>> Start Supplied material

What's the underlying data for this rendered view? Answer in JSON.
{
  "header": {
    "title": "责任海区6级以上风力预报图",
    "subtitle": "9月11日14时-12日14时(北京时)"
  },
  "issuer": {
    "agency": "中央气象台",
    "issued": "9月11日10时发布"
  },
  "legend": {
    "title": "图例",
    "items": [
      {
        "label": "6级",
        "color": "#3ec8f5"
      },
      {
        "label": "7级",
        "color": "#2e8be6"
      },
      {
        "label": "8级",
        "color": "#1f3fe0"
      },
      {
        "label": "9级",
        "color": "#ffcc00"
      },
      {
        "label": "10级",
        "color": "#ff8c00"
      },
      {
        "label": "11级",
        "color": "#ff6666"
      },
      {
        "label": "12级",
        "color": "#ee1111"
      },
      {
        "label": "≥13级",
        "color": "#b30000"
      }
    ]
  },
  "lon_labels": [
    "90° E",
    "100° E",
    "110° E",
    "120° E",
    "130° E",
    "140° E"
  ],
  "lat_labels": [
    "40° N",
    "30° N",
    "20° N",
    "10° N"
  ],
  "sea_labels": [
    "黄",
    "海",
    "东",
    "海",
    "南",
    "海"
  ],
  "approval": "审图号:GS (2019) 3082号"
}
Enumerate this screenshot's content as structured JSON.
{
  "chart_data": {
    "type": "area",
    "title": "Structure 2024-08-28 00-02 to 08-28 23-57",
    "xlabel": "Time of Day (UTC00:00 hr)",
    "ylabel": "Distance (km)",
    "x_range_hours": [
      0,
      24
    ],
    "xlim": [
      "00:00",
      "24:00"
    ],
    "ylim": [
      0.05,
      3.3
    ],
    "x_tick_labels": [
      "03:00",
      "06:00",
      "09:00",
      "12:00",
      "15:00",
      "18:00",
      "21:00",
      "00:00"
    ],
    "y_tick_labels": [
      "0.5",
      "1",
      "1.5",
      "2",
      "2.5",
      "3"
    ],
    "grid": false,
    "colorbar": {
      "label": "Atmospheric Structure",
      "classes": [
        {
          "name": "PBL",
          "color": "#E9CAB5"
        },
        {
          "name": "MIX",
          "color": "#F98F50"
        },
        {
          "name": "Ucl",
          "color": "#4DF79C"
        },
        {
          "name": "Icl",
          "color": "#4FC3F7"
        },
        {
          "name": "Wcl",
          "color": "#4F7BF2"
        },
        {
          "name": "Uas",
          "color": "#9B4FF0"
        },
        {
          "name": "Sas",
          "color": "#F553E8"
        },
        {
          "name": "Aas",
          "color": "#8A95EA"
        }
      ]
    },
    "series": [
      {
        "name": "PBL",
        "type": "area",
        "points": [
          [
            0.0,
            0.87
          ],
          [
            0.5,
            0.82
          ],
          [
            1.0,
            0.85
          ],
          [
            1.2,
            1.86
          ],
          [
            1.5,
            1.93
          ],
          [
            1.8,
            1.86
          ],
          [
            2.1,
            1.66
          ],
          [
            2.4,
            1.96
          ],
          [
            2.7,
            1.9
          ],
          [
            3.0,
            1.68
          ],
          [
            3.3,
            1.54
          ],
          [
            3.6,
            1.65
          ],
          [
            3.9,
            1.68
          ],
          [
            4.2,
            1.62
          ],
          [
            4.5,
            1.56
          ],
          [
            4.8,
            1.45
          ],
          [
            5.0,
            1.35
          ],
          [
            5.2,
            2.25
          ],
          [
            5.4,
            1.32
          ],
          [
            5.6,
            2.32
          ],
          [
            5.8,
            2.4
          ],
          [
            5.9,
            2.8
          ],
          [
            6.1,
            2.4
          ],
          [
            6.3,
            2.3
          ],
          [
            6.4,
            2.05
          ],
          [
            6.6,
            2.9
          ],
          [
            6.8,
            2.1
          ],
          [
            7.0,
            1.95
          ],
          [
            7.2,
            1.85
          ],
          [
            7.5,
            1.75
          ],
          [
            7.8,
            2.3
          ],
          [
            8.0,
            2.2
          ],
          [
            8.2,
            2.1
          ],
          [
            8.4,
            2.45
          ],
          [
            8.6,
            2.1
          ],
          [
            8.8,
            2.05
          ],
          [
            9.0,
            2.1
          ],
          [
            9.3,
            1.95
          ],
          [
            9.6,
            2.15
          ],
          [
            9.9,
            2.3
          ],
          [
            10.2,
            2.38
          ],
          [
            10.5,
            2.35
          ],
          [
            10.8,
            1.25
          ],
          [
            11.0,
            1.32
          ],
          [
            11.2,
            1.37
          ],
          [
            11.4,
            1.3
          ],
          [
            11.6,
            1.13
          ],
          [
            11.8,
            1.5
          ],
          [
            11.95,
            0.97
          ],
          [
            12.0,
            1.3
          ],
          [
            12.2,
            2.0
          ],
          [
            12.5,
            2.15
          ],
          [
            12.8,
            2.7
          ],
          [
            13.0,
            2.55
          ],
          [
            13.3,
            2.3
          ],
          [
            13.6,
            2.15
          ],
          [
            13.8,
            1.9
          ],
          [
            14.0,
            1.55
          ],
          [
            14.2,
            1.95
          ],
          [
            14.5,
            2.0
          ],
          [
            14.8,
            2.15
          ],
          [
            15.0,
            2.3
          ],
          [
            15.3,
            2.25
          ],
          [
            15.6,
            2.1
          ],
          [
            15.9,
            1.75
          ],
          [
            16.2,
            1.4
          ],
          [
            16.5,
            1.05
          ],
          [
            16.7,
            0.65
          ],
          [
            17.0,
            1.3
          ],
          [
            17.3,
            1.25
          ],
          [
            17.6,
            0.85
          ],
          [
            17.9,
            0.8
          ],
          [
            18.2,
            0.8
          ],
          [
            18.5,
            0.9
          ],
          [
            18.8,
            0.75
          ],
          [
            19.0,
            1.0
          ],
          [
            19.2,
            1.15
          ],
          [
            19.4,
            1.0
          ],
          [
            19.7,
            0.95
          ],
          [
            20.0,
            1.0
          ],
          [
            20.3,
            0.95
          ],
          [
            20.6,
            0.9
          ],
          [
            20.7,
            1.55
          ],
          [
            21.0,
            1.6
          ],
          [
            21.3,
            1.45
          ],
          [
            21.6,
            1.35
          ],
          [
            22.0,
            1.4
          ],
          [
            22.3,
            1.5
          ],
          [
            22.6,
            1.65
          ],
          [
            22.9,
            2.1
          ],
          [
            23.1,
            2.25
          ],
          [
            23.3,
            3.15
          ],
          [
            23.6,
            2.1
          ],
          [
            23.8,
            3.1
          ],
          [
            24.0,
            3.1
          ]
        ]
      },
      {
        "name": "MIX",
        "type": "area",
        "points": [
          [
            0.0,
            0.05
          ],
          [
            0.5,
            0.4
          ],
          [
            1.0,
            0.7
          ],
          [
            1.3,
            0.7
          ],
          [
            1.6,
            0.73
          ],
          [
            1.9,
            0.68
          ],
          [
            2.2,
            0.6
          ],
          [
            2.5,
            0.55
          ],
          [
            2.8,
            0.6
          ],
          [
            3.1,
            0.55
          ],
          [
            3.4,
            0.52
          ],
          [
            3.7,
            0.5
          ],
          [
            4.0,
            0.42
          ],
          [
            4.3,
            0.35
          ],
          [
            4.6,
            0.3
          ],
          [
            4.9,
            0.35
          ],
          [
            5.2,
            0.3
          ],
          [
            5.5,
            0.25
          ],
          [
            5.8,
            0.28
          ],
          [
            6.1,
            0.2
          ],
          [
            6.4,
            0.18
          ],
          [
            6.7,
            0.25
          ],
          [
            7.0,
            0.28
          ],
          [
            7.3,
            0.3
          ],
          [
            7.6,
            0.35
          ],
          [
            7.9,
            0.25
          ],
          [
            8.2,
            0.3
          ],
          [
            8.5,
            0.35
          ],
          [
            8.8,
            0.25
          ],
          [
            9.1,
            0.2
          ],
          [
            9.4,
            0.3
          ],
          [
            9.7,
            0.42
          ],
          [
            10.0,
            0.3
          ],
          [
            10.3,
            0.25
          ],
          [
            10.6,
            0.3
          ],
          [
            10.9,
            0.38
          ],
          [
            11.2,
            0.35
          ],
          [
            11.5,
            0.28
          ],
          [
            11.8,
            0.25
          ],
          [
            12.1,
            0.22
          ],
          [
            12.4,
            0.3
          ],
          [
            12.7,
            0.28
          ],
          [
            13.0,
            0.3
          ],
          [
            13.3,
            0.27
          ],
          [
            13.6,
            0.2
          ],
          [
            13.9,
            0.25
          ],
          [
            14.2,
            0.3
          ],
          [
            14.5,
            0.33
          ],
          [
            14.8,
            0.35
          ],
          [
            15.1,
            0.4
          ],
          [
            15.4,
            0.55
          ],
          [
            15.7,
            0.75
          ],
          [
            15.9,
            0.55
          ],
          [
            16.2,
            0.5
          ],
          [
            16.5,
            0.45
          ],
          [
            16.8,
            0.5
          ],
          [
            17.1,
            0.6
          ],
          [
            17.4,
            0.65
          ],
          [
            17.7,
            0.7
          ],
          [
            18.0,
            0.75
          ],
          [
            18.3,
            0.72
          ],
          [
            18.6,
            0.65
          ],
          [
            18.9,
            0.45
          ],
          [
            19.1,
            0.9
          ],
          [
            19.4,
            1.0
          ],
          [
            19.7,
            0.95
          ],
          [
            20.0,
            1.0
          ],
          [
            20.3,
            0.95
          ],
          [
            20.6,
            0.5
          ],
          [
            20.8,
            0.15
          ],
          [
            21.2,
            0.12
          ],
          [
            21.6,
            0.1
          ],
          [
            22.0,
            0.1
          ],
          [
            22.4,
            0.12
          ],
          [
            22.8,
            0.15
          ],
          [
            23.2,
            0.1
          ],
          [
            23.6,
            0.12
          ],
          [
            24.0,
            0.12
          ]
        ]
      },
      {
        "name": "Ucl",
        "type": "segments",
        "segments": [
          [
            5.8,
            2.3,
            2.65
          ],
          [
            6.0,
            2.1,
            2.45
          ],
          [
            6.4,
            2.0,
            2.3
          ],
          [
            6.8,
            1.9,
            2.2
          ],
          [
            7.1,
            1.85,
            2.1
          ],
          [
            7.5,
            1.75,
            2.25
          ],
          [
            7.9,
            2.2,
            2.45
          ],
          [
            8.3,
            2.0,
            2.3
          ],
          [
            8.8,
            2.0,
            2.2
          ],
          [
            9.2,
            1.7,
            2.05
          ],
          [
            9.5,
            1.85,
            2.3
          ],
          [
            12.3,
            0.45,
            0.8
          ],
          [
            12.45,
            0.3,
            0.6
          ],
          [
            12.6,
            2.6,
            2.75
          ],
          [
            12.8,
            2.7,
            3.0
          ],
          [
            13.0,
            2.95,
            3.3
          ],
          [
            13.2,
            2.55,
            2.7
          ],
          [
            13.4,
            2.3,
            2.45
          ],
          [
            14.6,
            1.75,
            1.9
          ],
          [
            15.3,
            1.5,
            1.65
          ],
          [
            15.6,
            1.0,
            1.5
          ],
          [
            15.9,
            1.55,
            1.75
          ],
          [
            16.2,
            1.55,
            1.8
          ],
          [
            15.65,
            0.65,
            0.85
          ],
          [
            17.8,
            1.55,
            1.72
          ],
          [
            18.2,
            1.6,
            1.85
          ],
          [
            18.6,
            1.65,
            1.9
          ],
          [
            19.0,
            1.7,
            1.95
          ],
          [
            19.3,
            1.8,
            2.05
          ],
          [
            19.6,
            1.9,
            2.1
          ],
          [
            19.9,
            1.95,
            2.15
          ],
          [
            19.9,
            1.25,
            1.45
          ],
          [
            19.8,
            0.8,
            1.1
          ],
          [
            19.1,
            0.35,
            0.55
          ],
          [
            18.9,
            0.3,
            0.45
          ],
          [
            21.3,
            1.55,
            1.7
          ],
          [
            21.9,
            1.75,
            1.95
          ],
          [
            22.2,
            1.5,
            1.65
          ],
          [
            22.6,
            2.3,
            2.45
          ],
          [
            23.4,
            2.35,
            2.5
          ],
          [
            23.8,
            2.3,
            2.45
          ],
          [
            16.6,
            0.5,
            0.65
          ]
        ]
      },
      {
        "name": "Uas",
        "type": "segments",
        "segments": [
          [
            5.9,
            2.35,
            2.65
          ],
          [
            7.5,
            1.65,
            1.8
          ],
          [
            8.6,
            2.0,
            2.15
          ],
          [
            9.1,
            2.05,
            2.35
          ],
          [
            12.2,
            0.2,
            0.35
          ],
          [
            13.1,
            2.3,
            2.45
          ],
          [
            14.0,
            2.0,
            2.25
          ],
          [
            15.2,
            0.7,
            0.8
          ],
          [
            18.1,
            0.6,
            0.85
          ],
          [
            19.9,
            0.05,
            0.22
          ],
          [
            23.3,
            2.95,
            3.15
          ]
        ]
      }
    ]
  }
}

>> End Supplied material

What to produce -
Extract from the material all lines containing the string "name".

Problem solution -
          "name": "PBL",
          "name": "MIX",
          "name": "Ucl",
          "name": "Icl",
          "name": "Wcl",
          "name": "Uas",
          "name": "Sas",
          "name": "Aas",
        "name": "PBL",
        "name": "MIX",
        "name": "Ucl",
        "name": "Uas",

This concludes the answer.